(Task goal) The entries below should be given again exactly, minus their pictures.

(Records for the exercise)
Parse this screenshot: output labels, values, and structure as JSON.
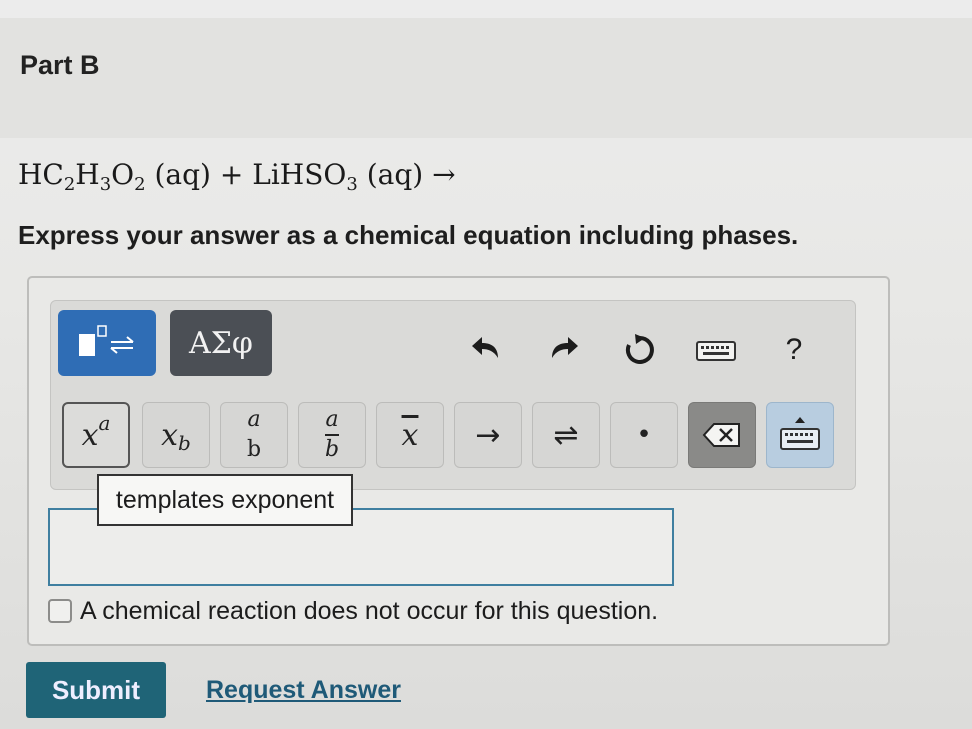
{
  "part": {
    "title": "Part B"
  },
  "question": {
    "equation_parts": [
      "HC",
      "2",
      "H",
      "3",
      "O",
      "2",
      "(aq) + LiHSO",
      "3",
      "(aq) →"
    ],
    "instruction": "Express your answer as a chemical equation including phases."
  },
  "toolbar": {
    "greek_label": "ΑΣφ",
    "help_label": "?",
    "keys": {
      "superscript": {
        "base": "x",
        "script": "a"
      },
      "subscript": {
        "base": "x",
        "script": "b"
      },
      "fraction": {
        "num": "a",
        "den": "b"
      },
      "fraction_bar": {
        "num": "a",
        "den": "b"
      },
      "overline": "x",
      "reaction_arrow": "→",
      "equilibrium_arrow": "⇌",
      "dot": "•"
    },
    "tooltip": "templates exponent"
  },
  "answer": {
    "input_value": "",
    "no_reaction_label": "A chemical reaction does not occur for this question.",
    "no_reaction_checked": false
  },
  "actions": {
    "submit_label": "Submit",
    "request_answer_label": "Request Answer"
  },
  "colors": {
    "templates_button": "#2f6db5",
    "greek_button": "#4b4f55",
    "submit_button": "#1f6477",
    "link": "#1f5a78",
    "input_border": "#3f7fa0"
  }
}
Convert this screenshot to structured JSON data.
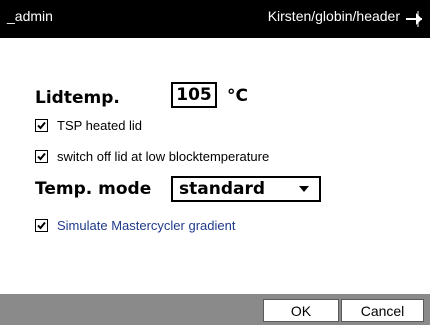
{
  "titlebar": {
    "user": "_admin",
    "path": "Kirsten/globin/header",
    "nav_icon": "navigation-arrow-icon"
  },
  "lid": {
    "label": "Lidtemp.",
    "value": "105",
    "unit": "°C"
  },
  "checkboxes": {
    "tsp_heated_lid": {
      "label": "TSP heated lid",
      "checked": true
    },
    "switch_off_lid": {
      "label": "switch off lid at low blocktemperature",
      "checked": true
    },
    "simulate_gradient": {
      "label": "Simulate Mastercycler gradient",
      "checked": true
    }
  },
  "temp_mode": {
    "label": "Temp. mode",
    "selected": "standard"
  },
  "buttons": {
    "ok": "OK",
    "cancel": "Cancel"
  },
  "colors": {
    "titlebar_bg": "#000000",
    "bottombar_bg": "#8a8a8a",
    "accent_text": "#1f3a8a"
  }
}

(Exercise output)
Parse this screenshot: output labels, values, and structure as JSON.
{
  "part": {
    "title": "Part B"
  },
  "question": {
    "equation_parts": [
      "HC",
      "2",
      "H",
      "3",
      "O",
      "2",
      "(aq) + LiHSO",
      "3",
      "(aq) →"
    ],
    "instruction": "Express your answer as a chemical equation including phases."
  },
  "toolbar": {
    "greek_label": "ΑΣφ",
    "help_label": "?",
    "keys": {
      "superscript": {
        "base": "x",
        "script": "a"
      },
      "subscript": {
        "base": "x",
        "script": "b"
      },
      "fraction": {
        "num": "a",
        "den": "b"
      },
      "fraction_bar": {
        "num": "a",
        "den": "b"
      },
      "overline": "x",
      "reaction_arrow": "→",
      "equilibrium_arrow": "⇌",
      "dot": "•"
    },
    "tooltip": "templates exponent"
  },
  "answer": {
    "input_value": "",
    "no_reaction_label": "A chemical reaction does not occur for this question.",
    "no_reaction_checked": false
  },
  "actions": {
    "submit_label": "Submit",
    "request_answer_label": "Request Answer"
  },
  "colors": {
    "templates_button": "#2f6db5",
    "greek_button": "#4b4f55",
    "submit_button": "#1f6477",
    "link": "#1f5a78",
    "input_border": "#3f7fa0"
  }
}
Convert this screenshot to structured JSON data.
{
  "titlebar": {
    "user": "_admin",
    "path": "Kirsten/globin/header",
    "nav_icon": "navigation-arrow-icon"
  },
  "lid": {
    "label": "Lidtemp.",
    "value": "105",
    "unit": "°C"
  },
  "checkboxes": {
    "tsp_heated_lid": {
      "label": "TSP heated lid",
      "checked": true
    },
    "switch_off_lid": {
      "label": "switch off lid at low blocktemperature",
      "checked": true
    },
    "simulate_gradient": {
      "label": "Simulate Mastercycler gradient",
      "checked": true
    }
  },
  "temp_mode": {
    "label": "Temp. mode",
    "selected": "standard"
  },
  "buttons": {
    "ok": "OK",
    "cancel": "Cancel"
  },
  "colors": {
    "titlebar_bg": "#000000",
    "bottombar_bg": "#8a8a8a",
    "accent_text": "#1f3a8a"
  }
}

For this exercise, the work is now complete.